• [Description of the task]
Below are the records; collect from them each line containing the string "graft".

• [Entries shown]
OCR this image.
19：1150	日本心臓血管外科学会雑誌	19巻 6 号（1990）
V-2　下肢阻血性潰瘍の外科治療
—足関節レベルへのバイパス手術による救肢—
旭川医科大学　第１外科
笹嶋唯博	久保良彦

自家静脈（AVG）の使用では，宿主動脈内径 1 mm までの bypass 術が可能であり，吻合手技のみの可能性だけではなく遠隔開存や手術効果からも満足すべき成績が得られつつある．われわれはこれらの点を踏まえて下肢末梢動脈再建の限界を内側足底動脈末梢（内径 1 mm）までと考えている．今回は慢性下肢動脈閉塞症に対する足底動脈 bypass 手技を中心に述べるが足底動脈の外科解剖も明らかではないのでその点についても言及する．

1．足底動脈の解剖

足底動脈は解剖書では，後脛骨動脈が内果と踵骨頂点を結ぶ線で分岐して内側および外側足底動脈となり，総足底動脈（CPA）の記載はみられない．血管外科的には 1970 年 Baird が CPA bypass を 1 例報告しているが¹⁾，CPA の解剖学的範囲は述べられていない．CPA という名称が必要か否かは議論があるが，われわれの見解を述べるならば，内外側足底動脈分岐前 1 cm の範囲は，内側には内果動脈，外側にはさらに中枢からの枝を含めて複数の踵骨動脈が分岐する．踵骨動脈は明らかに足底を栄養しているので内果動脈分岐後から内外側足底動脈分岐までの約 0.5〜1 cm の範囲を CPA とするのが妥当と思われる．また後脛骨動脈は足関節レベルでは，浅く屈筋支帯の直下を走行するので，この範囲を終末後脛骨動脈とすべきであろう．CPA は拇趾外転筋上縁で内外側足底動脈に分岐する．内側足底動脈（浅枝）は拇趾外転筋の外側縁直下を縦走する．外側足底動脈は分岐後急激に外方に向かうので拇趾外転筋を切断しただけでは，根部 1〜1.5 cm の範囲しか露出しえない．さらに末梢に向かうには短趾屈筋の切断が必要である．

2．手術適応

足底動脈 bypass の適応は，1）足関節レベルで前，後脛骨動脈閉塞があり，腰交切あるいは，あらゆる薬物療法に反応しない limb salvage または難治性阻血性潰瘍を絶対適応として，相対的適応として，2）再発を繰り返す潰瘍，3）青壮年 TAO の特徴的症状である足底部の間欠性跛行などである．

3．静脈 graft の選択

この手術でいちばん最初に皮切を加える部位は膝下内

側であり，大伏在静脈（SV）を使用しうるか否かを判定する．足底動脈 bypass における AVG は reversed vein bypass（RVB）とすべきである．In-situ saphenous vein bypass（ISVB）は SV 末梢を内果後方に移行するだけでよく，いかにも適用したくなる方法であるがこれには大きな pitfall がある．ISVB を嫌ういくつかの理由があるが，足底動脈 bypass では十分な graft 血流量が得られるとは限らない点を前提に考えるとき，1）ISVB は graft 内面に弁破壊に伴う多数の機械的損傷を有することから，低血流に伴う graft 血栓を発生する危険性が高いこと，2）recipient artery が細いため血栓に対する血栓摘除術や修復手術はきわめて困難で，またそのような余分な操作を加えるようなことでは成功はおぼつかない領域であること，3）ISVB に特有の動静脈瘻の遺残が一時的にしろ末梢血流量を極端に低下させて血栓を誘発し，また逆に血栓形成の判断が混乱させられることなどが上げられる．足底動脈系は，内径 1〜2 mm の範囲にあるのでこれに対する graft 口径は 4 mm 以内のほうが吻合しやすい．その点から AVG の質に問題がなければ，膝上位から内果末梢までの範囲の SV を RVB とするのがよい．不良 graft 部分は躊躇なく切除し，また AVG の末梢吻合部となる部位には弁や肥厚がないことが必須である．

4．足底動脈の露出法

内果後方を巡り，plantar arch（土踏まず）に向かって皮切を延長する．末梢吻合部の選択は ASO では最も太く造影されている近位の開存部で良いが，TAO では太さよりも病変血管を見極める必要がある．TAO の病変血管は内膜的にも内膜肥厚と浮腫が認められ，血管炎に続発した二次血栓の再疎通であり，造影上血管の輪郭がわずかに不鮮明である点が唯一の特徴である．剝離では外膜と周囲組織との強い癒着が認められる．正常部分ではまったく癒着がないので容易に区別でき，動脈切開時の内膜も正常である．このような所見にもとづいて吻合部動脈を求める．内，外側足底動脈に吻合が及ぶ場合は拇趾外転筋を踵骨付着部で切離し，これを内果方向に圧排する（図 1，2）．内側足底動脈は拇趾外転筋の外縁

• [Exercise answer]
3．静脈 graft の選択
側であり，大伏在静脈（SV）を使用しうるか否かを判定する．足底動脈 bypass における AVG は reversed vein bypass（RVB）とすべきである．In-situ saphenous vein bypass（ISVB）は SV 末梢を内果後方に移行するだけでよく，いかにも適用したくなる方法であるがこれには大きな pitfall がある．ISVB を嫌ういくつかの理由があるが，足底動脈 bypass では十分な graft 血流量が得られるとは限らない点を前提に考えるとき，1）ISVB は graft 内面に弁破壊に伴う多数の機械的損傷を有することから，低血流に伴う graft 血栓を発生する危険性が高いこと，2）recipient artery が細いため血栓に対する血栓摘除術や修復手術はきわめて困難で，またそのような余分な操作を加えるようなことでは成功はおぼつかない領域であること，3）ISVB に特有の動静脈瘻の遺残が一時的にしろ末梢血流量を極端に低下させて血栓を誘発し，また逆に血栓形成の判断が混乱させられることなどが上げられる．足底動脈系は，内径 1〜2 mm の範囲にあるのでこれに対する graft 口径は 4 mm 以内のほうが吻合しやすい．その点から AVG の質に問題がなければ，膝上位から内果末梢までの範囲の SV を RVB とするのがよい．不良 graft 部分は躊躇なく切除し，また AVG の末梢吻合部となる部位には弁や肥厚がないことが必須である．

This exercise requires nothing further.